■ EXTRACTED DATA ■
..............................

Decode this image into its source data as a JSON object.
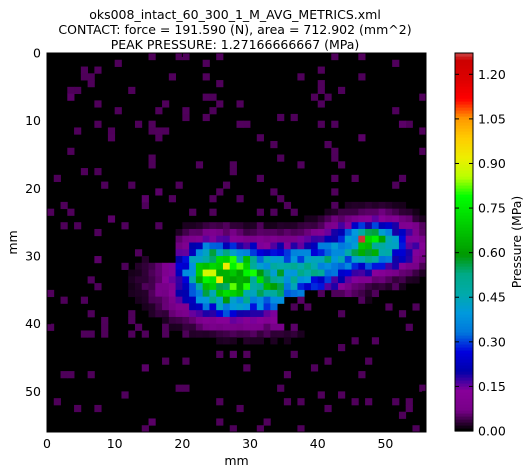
{
  "title_lines": [
    "oks008_intact_60_300_1_M_AVG_METRICS.xml",
    "CONTACT: force = 191.590 (N), area = 712.902 (mm^2)",
    "PEAK PRESSURE: 1.27166666667 (MPa)"
  ],
  "chart_data": {
    "type": "heatmap",
    "title": "oks008_intact_60_300_1_M_AVG_METRICS.xml",
    "xlabel": "mm",
    "ylabel": "mm",
    "xlim": [
      0,
      56
    ],
    "ylim": [
      56,
      0
    ],
    "xticks": [
      "0",
      "10",
      "20",
      "30",
      "40",
      "50"
    ],
    "yticks": [
      "0",
      "10",
      "20",
      "30",
      "40",
      "50"
    ],
    "colorbar": {
      "label": "Pressure (MPa)",
      "range": [
        0.0,
        1.27166666667
      ],
      "ticks": [
        "0.00",
        "0.15",
        "0.30",
        "0.45",
        "0.60",
        "0.75",
        "0.90",
        "1.05",
        "1.20"
      ],
      "colormap": "nipy_spectral"
    },
    "contact_force_N": 191.59,
    "contact_area_mm2": 712.902,
    "peak_pressure_MPa": 1.27166666667,
    "grid": false
  }
}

..............................

■ EXERCISE BRIEF ■
Without the pictures, repeat all the records word for word.

■ FULL ANSWER ■
Decode this image into its source data as a JSON object.
{
  "title_lines": [
    "oks008_intact_60_300_1_M_AVG_METRICS.xml",
    "CONTACT: force = 191.590 (N), area = 712.902 (mm^2)",
    "PEAK PRESSURE: 1.27166666667 (MPa)"
  ],
  "chart_data": {
    "type": "heatmap",
    "title": "oks008_intact_60_300_1_M_AVG_METRICS.xml",
    "xlabel": "mm",
    "ylabel": "mm",
    "xlim": [
      0,
      56
    ],
    "ylim": [
      56,
      0
    ],
    "xticks": [
      "0",
      "10",
      "20",
      "30",
      "40",
      "50"
    ],
    "yticks": [
      "0",
      "10",
      "20",
      "30",
      "40",
      "50"
    ],
    "colorbar": {
      "label": "Pressure (MPa)",
      "range": [
        0.0,
        1.27166666667
      ],
      "ticks": [
        "0.00",
        "0.15",
        "0.30",
        "0.45",
        "0.60",
        "0.75",
        "0.90",
        "1.05",
        "1.20"
      ],
      "colormap": "nipy_spectral"
    },
    "contact_force_N": 191.59,
    "contact_area_mm2": 712.902,
    "peak_pressure_MPa": 1.27166666667,
    "grid": false
  }
}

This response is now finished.